From the entries that follow, gather each line holding the word "exceeding".

--- Begin ---

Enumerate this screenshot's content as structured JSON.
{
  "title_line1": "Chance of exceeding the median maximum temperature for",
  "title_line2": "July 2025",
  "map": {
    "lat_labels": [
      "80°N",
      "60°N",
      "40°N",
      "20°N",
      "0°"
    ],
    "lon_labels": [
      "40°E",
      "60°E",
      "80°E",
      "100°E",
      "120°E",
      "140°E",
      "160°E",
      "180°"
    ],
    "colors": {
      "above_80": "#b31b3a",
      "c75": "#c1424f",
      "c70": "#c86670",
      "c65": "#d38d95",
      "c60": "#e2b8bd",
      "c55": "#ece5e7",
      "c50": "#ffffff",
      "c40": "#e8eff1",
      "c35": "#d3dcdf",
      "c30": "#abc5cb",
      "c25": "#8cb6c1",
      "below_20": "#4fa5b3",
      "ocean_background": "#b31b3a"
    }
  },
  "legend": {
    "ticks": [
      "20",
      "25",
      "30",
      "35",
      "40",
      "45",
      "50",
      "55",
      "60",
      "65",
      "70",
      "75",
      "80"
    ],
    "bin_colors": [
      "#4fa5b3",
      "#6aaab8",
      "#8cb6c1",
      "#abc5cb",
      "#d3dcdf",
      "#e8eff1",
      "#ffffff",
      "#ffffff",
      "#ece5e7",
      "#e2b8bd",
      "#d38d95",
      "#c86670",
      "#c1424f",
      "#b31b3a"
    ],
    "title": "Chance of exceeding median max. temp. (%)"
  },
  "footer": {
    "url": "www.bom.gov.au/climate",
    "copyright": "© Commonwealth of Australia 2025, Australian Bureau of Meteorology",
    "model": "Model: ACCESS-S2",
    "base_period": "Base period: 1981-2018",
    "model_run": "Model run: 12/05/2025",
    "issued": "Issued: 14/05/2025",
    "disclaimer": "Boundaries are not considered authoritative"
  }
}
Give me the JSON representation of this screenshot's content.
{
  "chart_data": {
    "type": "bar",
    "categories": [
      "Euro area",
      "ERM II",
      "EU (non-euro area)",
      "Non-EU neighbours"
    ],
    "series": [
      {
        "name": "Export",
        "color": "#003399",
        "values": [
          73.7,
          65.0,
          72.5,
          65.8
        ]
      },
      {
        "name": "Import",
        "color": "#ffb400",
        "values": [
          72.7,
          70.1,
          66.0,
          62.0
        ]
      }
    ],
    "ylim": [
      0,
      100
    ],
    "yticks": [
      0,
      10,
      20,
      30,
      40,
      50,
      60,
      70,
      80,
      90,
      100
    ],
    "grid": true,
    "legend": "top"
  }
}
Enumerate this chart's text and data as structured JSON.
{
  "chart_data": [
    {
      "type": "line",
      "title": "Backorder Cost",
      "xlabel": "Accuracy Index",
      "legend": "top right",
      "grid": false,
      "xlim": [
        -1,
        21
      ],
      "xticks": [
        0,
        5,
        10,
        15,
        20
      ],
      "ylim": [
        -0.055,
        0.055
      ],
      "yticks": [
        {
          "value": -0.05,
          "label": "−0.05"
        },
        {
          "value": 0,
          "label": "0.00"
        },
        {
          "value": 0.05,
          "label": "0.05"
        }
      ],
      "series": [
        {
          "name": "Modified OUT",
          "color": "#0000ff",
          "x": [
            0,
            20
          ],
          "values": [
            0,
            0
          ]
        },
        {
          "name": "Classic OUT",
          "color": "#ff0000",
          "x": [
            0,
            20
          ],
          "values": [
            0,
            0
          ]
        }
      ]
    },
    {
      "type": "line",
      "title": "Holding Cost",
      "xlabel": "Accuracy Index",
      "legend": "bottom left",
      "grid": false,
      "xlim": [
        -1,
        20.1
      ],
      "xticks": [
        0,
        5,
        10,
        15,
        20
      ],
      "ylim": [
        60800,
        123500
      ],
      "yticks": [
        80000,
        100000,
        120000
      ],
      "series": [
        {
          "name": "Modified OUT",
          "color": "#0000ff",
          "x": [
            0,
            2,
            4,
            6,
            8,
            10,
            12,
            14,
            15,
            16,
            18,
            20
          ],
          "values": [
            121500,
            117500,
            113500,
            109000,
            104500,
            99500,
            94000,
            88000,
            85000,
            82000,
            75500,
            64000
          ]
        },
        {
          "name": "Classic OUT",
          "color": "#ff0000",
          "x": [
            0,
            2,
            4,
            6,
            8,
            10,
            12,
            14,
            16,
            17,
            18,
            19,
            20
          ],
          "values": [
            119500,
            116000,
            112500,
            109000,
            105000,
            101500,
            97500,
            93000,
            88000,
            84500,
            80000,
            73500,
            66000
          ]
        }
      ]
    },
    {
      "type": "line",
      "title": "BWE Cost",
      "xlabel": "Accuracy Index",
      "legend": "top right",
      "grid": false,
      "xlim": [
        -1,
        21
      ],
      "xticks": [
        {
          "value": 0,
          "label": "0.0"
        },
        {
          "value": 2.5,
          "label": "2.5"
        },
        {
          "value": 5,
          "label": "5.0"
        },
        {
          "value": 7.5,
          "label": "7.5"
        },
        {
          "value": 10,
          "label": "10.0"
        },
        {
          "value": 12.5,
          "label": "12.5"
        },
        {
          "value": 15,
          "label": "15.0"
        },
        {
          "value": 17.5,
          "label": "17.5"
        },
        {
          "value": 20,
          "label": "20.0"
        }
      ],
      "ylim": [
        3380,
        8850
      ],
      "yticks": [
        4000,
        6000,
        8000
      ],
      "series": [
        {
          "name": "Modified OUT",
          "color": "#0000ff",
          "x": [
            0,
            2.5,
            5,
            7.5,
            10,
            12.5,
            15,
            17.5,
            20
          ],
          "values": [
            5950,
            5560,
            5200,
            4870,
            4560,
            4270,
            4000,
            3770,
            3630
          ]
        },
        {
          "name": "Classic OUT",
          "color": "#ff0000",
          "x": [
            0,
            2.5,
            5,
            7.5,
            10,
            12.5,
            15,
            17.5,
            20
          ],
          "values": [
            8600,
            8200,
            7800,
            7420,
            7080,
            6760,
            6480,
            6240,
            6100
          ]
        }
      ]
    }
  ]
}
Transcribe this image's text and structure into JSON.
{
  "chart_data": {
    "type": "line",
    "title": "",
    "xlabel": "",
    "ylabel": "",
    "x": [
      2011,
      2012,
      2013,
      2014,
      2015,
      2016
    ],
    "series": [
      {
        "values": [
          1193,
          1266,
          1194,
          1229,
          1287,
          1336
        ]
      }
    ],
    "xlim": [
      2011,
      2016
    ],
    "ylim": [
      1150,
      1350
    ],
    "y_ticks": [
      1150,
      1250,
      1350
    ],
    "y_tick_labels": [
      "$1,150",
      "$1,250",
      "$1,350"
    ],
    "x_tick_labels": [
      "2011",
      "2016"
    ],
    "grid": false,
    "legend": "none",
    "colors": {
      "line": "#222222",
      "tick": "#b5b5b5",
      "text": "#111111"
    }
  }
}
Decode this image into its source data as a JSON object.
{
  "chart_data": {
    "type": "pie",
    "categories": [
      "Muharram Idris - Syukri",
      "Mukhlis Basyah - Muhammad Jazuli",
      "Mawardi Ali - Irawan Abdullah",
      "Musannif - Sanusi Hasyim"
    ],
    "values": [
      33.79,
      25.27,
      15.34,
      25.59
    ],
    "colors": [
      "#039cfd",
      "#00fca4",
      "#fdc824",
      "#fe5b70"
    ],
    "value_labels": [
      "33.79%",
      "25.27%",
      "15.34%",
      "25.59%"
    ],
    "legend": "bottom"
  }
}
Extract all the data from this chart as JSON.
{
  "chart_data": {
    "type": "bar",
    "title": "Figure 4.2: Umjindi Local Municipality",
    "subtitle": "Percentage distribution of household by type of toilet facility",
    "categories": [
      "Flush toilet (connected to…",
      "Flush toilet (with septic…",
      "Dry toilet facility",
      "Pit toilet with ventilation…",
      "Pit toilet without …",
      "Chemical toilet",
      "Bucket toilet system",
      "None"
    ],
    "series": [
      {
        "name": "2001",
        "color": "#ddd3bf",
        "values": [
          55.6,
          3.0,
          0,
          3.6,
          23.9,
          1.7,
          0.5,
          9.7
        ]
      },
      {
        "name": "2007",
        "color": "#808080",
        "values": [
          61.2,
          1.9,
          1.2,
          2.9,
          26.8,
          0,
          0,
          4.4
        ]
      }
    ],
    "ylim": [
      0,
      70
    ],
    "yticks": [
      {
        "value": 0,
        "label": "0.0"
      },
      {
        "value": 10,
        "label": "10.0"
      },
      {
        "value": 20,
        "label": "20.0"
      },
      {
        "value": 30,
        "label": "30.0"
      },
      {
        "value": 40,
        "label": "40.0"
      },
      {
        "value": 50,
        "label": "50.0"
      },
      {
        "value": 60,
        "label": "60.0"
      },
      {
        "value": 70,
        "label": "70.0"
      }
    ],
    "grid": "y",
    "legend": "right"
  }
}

--- End ---

=== Written reply ===
  "title_line1": "Chance of exceeding the median maximum temperature for",
    "title": "Chance of exceeding median max. temp. (%)"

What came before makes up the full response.